Work to be completed:
Set the data down again, exactly as it reads, but without the pictures.

Listed records:
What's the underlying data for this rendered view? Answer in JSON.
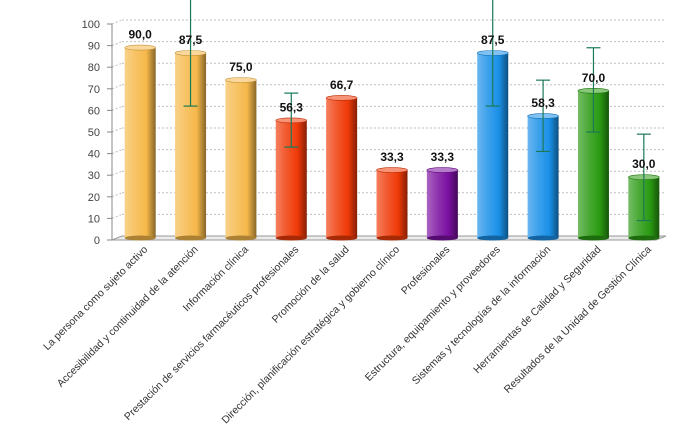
{
  "chart_data": {
    "type": "bar",
    "title": "",
    "xlabel": "",
    "ylabel": "",
    "ylim": [
      0,
      100
    ],
    "yticks": [
      0,
      10,
      20,
      30,
      40,
      50,
      60,
      70,
      80,
      90,
      100
    ],
    "grid": true,
    "categories": [
      "La persona como sujeto activo",
      "Accesibilidad y continuidad de la atención",
      "Información clínica",
      "Prestación de servicios farmacéuticos profesionales",
      "Promoción de la salud",
      "Dirección, planificación estratégica y gobierno clínico",
      "Profesionales",
      "Estructura, equipamiento y proveedores",
      "Sistemas y tecnologías de la información",
      "Herramientas de Calidad y Seguridad",
      "Resultados de la Unidad de Gestión Clínica"
    ],
    "values": [
      90.0,
      87.5,
      75.0,
      56.3,
      66.7,
      33.3,
      33.3,
      87.5,
      58.3,
      70.0,
      30.0
    ],
    "value_labels": [
      "90,0",
      "87,5",
      "75,0",
      "56,3",
      "66,7",
      "33,3",
      "33,3",
      "87,5",
      "58,3",
      "70,0",
      "30,0"
    ],
    "error_bars": [
      null,
      {
        "low": 62,
        "high": 112
      },
      null,
      {
        "low": 43,
        "high": 68
      },
      null,
      null,
      null,
      {
        "low": 62,
        "high": 112
      },
      {
        "low": 41,
        "high": 74
      },
      {
        "low": 50,
        "high": 89
      },
      {
        "low": 9,
        "high": 49
      }
    ],
    "bar_colors": [
      "#f5b84a",
      "#f5b84a",
      "#f5b84a",
      "#f03a08",
      "#f03a08",
      "#f03a08",
      "#7a10a0",
      "#1a90e8",
      "#1a90e8",
      "#2a9a12",
      "#2a9a12"
    ],
    "error_bar_color": "#1a7a55"
  }
}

Answer:
What's the underlying data for this rendered view? Answer in JSON.
{
  "chart_data": {
    "type": "bar",
    "title": "",
    "xlabel": "",
    "ylabel": "",
    "ylim": [
      0,
      100
    ],
    "yticks": [
      0,
      10,
      20,
      30,
      40,
      50,
      60,
      70,
      80,
      90,
      100
    ],
    "grid": true,
    "categories": [
      "La persona como sujeto activo",
      "Accesibilidad y continuidad de la atención",
      "Información clínica",
      "Prestación de servicios farmacéuticos profesionales",
      "Promoción de la salud",
      "Dirección, planificación estratégica y gobierno clínico",
      "Profesionales",
      "Estructura, equipamiento y proveedores",
      "Sistemas y tecnologías de la información",
      "Herramientas de Calidad y Seguridad",
      "Resultados de la Unidad de Gestión Clínica"
    ],
    "values": [
      90.0,
      87.5,
      75.0,
      56.3,
      66.7,
      33.3,
      33.3,
      87.5,
      58.3,
      70.0,
      30.0
    ],
    "value_labels": [
      "90,0",
      "87,5",
      "75,0",
      "56,3",
      "66,7",
      "33,3",
      "33,3",
      "87,5",
      "58,3",
      "70,0",
      "30,0"
    ],
    "error_bars": [
      null,
      {
        "low": 62,
        "high": 112
      },
      null,
      {
        "low": 43,
        "high": 68
      },
      null,
      null,
      null,
      {
        "low": 62,
        "high": 112
      },
      {
        "low": 41,
        "high": 74
      },
      {
        "low": 50,
        "high": 89
      },
      {
        "low": 9,
        "high": 49
      }
    ],
    "bar_colors": [
      "#f5b84a",
      "#f5b84a",
      "#f5b84a",
      "#f03a08",
      "#f03a08",
      "#f03a08",
      "#7a10a0",
      "#1a90e8",
      "#1a90e8",
      "#2a9a12",
      "#2a9a12"
    ],
    "error_bar_color": "#1a7a55"
  }
}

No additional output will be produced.